» **Input**:
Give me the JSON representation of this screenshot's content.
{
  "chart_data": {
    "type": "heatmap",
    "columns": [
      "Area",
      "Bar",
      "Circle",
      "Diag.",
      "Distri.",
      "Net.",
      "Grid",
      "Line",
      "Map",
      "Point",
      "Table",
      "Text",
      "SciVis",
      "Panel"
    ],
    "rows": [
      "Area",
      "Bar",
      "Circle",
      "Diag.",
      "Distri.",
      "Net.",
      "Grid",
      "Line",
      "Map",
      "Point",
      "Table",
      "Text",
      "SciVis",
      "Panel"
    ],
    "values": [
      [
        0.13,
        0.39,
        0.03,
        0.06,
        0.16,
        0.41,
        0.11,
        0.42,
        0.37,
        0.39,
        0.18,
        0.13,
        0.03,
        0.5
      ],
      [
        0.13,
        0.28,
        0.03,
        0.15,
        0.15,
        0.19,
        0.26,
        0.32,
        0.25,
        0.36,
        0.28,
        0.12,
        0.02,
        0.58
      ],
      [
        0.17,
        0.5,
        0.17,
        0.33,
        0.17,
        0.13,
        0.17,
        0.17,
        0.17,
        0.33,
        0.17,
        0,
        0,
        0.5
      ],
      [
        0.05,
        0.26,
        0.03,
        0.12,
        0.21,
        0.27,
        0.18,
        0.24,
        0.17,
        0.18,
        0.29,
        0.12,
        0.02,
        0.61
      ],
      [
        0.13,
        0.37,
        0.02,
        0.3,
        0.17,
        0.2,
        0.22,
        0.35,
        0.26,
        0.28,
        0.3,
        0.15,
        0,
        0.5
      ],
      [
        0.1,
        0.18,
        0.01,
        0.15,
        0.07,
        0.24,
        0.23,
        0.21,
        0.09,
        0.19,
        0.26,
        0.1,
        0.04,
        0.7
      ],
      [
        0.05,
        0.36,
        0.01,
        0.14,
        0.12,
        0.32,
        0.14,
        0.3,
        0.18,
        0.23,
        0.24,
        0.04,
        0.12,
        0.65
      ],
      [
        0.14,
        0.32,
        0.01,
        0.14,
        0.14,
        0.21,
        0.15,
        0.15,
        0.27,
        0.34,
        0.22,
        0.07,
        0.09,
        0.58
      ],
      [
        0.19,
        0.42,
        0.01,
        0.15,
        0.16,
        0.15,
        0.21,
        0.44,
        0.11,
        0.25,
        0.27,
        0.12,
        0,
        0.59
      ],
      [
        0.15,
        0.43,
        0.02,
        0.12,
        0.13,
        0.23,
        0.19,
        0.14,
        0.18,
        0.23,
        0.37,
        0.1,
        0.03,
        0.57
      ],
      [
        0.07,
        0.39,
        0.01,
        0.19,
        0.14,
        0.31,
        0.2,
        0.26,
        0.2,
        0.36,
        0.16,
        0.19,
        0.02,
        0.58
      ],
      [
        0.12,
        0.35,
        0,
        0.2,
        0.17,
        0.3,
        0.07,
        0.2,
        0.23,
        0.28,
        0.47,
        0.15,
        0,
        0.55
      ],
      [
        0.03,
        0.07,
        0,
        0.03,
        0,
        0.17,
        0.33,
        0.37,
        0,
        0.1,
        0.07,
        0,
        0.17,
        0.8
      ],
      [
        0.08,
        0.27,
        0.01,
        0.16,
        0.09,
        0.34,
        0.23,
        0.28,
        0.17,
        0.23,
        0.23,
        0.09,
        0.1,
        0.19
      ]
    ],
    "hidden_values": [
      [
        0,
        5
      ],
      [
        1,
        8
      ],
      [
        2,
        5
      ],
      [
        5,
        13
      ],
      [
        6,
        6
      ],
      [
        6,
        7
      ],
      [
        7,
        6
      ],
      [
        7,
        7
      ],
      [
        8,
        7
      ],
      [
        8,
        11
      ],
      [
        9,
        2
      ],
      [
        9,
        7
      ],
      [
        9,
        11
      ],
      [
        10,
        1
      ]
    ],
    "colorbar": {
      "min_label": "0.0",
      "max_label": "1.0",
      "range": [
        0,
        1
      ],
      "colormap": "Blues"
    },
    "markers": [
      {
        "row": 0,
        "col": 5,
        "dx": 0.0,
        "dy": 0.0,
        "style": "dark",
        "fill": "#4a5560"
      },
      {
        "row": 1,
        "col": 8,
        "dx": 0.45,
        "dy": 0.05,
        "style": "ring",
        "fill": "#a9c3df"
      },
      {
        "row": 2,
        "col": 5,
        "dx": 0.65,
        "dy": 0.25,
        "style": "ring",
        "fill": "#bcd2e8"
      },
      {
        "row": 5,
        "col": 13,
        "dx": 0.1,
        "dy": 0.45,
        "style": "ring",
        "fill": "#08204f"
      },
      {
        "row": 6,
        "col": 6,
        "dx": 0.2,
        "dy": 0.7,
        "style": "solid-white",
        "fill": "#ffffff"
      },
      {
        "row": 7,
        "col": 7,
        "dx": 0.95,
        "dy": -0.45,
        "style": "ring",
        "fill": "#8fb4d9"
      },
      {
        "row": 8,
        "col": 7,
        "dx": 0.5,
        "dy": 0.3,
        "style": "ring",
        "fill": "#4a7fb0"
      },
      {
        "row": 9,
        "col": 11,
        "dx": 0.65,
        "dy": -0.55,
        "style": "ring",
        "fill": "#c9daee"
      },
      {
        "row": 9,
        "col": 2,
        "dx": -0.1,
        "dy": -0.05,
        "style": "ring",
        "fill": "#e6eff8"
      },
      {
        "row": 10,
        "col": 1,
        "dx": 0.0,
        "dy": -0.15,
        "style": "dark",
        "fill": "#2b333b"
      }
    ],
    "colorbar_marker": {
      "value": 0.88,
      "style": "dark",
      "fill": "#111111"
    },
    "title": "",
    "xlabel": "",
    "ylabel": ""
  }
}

» **Problem description**:
Each line of the material should be echoed exactly.

» **Result for this task**:
Give me the JSON representation of this screenshot's content.
{
  "chart_data": {
    "type": "heatmap",
    "columns": [
      "Area",
      "Bar",
      "Circle",
      "Diag.",
      "Distri.",
      "Net.",
      "Grid",
      "Line",
      "Map",
      "Point",
      "Table",
      "Text",
      "SciVis",
      "Panel"
    ],
    "rows": [
      "Area",
      "Bar",
      "Circle",
      "Diag.",
      "Distri.",
      "Net.",
      "Grid",
      "Line",
      "Map",
      "Point",
      "Table",
      "Text",
      "SciVis",
      "Panel"
    ],
    "values": [
      [
        0.13,
        0.39,
        0.03,
        0.06,
        0.16,
        0.41,
        0.11,
        0.42,
        0.37,
        0.39,
        0.18,
        0.13,
        0.03,
        0.5
      ],
      [
        0.13,
        0.28,
        0.03,
        0.15,
        0.15,
        0.19,
        0.26,
        0.32,
        0.25,
        0.36,
        0.28,
        0.12,
        0.02,
        0.58
      ],
      [
        0.17,
        0.5,
        0.17,
        0.33,
        0.17,
        0.13,
        0.17,
        0.17,
        0.17,
        0.33,
        0.17,
        0,
        0,
        0.5
      ],
      [
        0.05,
        0.26,
        0.03,
        0.12,
        0.21,
        0.27,
        0.18,
        0.24,
        0.17,
        0.18,
        0.29,
        0.12,
        0.02,
        0.61
      ],
      [
        0.13,
        0.37,
        0.02,
        0.3,
        0.17,
        0.2,
        0.22,
        0.35,
        0.26,
        0.28,
        0.3,
        0.15,
        0,
        0.5
      ],
      [
        0.1,
        0.18,
        0.01,
        0.15,
        0.07,
        0.24,
        0.23,
        0.21,
        0.09,
        0.19,
        0.26,
        0.1,
        0.04,
        0.7
      ],
      [
        0.05,
        0.36,
        0.01,
        0.14,
        0.12,
        0.32,
        0.14,
        0.3,
        0.18,
        0.23,
        0.24,
        0.04,
        0.12,
        0.65
      ],
      [
        0.14,
        0.32,
        0.01,
        0.14,
        0.14,
        0.21,
        0.15,
        0.15,
        0.27,
        0.34,
        0.22,
        0.07,
        0.09,
        0.58
      ],
      [
        0.19,
        0.42,
        0.01,
        0.15,
        0.16,
        0.15,
        0.21,
        0.44,
        0.11,
        0.25,
        0.27,
        0.12,
        0,
        0.59
      ],
      [
        0.15,
        0.43,
        0.02,
        0.12,
        0.13,
        0.23,
        0.19,
        0.14,
        0.18,
        0.23,
        0.37,
        0.1,
        0.03,
        0.57
      ],
      [
        0.07,
        0.39,
        0.01,
        0.19,
        0.14,
        0.31,
        0.2,
        0.26,
        0.2,
        0.36,
        0.16,
        0.19,
        0.02,
        0.58
      ],
      [
        0.12,
        0.35,
        0,
        0.2,
        0.17,
        0.3,
        0.07,
        0.2,
        0.23,
        0.28,
        0.47,
        0.15,
        0,
        0.55
      ],
      [
        0.03,
        0.07,
        0,
        0.03,
        0,
        0.17,
        0.33,
        0.37,
        0,
        0.1,
        0.07,
        0,
        0.17,
        0.8
      ],
      [
        0.08,
        0.27,
        0.01,
        0.16,
        0.09,
        0.34,
        0.23,
        0.28,
        0.17,
        0.23,
        0.23,
        0.09,
        0.1,
        0.19
      ]
    ],
    "hidden_values": [
      [
        0,
        5
      ],
      [
        1,
        8
      ],
      [
        2,
        5
      ],
      [
        5,
        13
      ],
      [
        6,
        6
      ],
      [
        6,
        7
      ],
      [
        7,
        6
      ],
      [
        7,
        7
      ],
      [
        8,
        7
      ],
      [
        8,
        11
      ],
      [
        9,
        2
      ],
      [
        9,
        7
      ],
      [
        9,
        11
      ],
      [
        10,
        1
      ]
    ],
    "colorbar": {
      "min_label": "0.0",
      "max_label": "1.0",
      "range": [
        0,
        1
      ],
      "colormap": "Blues"
    },
    "markers": [
      {
        "row": 0,
        "col": 5,
        "dx": 0.0,
        "dy": 0.0,
        "style": "dark",
        "fill": "#4a5560"
      },
      {
        "row": 1,
        "col": 8,
        "dx": 0.45,
        "dy": 0.05,
        "style": "ring",
        "fill": "#a9c3df"
      },
      {
        "row": 2,
        "col": 5,
        "dx": 0.65,
        "dy": 0.25,
        "style": "ring",
        "fill": "#bcd2e8"
      },
      {
        "row": 5,
        "col": 13,
        "dx": 0.1,
        "dy": 0.45,
        "style": "ring",
        "fill": "#08204f"
      },
      {
        "row": 6,
        "col": 6,
        "dx": 0.2,
        "dy": 0.7,
        "style": "solid-white",
        "fill": "#ffffff"
      },
      {
        "row": 7,
        "col": 7,
        "dx": 0.95,
        "dy": -0.45,
        "style": "ring",
        "fill": "#8fb4d9"
      },
      {
        "row": 8,
        "col": 7,
        "dx": 0.5,
        "dy": 0.3,
        "style": "ring",
        "fill": "#4a7fb0"
      },
      {
        "row": 9,
        "col": 11,
        "dx": 0.65,
        "dy": -0.55,
        "style": "ring",
        "fill": "#c9daee"
      },
      {
        "row": 9,
        "col": 2,
        "dx": -0.1,
        "dy": -0.05,
        "style": "ring",
        "fill": "#e6eff8"
      },
      {
        "row": 10,
        "col": 1,
        "dx": 0.0,
        "dy": -0.15,
        "style": "dark",
        "fill": "#2b333b"
      }
    ],
    "colorbar_marker": {
      "value": 0.88,
      "style": "dark",
      "fill": "#111111"
    },
    "title": "",
    "xlabel": "",
    "ylabel": ""
  }
}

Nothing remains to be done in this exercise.